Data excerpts
====

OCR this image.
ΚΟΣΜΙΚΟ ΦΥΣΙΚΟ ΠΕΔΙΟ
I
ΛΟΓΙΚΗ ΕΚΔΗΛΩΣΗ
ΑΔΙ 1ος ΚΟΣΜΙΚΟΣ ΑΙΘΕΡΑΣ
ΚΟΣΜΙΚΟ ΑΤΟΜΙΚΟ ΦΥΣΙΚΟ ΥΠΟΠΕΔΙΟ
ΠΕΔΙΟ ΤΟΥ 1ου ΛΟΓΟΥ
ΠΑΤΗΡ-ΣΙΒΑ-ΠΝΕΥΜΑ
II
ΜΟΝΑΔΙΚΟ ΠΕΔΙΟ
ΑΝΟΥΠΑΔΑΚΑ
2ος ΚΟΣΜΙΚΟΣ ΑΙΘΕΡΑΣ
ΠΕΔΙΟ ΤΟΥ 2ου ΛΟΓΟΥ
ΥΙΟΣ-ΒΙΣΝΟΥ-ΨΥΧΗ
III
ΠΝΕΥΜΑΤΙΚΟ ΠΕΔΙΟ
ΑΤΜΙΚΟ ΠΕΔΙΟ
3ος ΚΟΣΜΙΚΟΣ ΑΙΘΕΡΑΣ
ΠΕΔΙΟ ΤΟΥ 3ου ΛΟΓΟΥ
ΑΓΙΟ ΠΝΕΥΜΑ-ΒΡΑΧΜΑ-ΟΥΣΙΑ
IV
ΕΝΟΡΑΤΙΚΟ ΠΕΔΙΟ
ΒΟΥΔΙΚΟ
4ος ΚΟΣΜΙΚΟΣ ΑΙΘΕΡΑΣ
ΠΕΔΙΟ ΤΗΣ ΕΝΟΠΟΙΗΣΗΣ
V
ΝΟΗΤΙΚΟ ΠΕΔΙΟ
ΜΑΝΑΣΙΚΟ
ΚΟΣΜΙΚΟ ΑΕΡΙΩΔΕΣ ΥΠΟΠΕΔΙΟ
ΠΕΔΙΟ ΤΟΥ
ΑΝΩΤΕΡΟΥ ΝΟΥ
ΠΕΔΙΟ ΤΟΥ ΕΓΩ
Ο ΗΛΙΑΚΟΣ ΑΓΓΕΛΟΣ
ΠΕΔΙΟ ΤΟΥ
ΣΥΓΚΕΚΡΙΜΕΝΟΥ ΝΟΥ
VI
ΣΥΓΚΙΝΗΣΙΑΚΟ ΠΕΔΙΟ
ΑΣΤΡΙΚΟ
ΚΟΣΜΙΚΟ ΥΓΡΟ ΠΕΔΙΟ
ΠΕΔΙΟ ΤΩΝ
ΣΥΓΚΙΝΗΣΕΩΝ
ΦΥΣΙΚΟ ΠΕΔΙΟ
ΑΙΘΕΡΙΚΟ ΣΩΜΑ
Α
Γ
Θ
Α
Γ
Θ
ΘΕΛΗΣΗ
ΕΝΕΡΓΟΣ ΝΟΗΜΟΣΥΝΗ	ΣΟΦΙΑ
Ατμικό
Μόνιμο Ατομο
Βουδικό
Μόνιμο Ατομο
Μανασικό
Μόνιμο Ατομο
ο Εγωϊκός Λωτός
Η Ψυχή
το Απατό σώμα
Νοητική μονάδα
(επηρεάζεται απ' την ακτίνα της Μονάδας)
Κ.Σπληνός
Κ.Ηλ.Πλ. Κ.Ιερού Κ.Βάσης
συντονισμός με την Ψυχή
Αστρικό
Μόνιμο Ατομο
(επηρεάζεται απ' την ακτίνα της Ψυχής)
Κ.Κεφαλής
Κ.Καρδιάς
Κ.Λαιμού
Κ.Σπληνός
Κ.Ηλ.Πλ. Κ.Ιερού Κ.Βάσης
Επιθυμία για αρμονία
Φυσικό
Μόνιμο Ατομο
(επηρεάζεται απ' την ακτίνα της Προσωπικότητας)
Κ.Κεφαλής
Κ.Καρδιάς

====

▶ **PROBLEM REQUIREMENTS**:
Write out all of the records above exactly as they appear.

▶ **WORKED SOLUTION**:
OCR this image.
ΚΟΣΜΙΚΟ ΦΥΣΙΚΟ ΠΕΔΙΟ
I
ΛΟΓΙΚΗ ΕΚΔΗΛΩΣΗ
ΑΔΙ 1ος ΚΟΣΜΙΚΟΣ ΑΙΘΕΡΑΣ
ΚΟΣΜΙΚΟ ΑΤΟΜΙΚΟ ΦΥΣΙΚΟ ΥΠΟΠΕΔΙΟ
ΠΕΔΙΟ ΤΟΥ 1ου ΛΟΓΟΥ
ΠΑΤΗΡ-ΣΙΒΑ-ΠΝΕΥΜΑ
II
ΜΟΝΑΔΙΚΟ ΠΕΔΙΟ
ΑΝΟΥΠΑΔΑΚΑ
2ος ΚΟΣΜΙΚΟΣ ΑΙΘΕΡΑΣ
ΠΕΔΙΟ ΤΟΥ 2ου ΛΟΓΟΥ
ΥΙΟΣ-ΒΙΣΝΟΥ-ΨΥΧΗ
III
ΠΝΕΥΜΑΤΙΚΟ ΠΕΔΙΟ
ΑΤΜΙΚΟ ΠΕΔΙΟ
3ος ΚΟΣΜΙΚΟΣ ΑΙΘΕΡΑΣ
ΠΕΔΙΟ ΤΟΥ 3ου ΛΟΓΟΥ
ΑΓΙΟ ΠΝΕΥΜΑ-ΒΡΑΧΜΑ-ΟΥΣΙΑ
IV
ΕΝΟΡΑΤΙΚΟ ΠΕΔΙΟ
ΒΟΥΔΙΚΟ
4ος ΚΟΣΜΙΚΟΣ ΑΙΘΕΡΑΣ
ΠΕΔΙΟ ΤΗΣ ΕΝΟΠΟΙΗΣΗΣ
V
ΝΟΗΤΙΚΟ ΠΕΔΙΟ
ΜΑΝΑΣΙΚΟ
ΚΟΣΜΙΚΟ ΑΕΡΙΩΔΕΣ ΥΠΟΠΕΔΙΟ
ΠΕΔΙΟ ΤΟΥ
ΑΝΩΤΕΡΟΥ ΝΟΥ
ΠΕΔΙΟ ΤΟΥ ΕΓΩ
Ο ΗΛΙΑΚΟΣ ΑΓΓΕΛΟΣ
ΠΕΔΙΟ ΤΟΥ
ΣΥΓΚΕΚΡΙΜΕΝΟΥ ΝΟΥ
VI
ΣΥΓΚΙΝΗΣΙΑΚΟ ΠΕΔΙΟ
ΑΣΤΡΙΚΟ
ΚΟΣΜΙΚΟ ΥΓΡΟ ΠΕΔΙΟ
ΠΕΔΙΟ ΤΩΝ
ΣΥΓΚΙΝΗΣΕΩΝ
ΦΥΣΙΚΟ ΠΕΔΙΟ
ΑΙΘΕΡΙΚΟ ΣΩΜΑ
Α
Γ
Θ
Α
Γ
Θ
ΘΕΛΗΣΗ
ΕΝΕΡΓΟΣ ΝΟΗΜΟΣΥΝΗ	ΣΟΦΙΑ
Ατμικό
Μόνιμο Ατομο
Βουδικό
Μόνιμο Ατομο
Μανασικό
Μόνιμο Ατομο
ο Εγωϊκός Λωτός
Η Ψυχή
το Απατό σώμα
Νοητική μονάδα
(επηρεάζεται απ' την ακτίνα της Μονάδας)
Κ.Σπληνός
Κ.Ηλ.Πλ. Κ.Ιερού Κ.Βάσης
συντονισμός με την Ψυχή
Αστρικό
Μόνιμο Ατομο
(επηρεάζεται απ' την ακτίνα της Ψυχής)
Κ.Κεφαλής
Κ.Καρδιάς
Κ.Λαιμού
Κ.Σπληνός
Κ.Ηλ.Πλ. Κ.Ιερού Κ.Βάσης
Επιθυμία για αρμονία
Φυσικό
Μόνιμο Ατομο
(επηρεάζεται απ' την ακτίνα της Προσωπικότητας)
Κ.Κεφαλής
Κ.Καρδιάς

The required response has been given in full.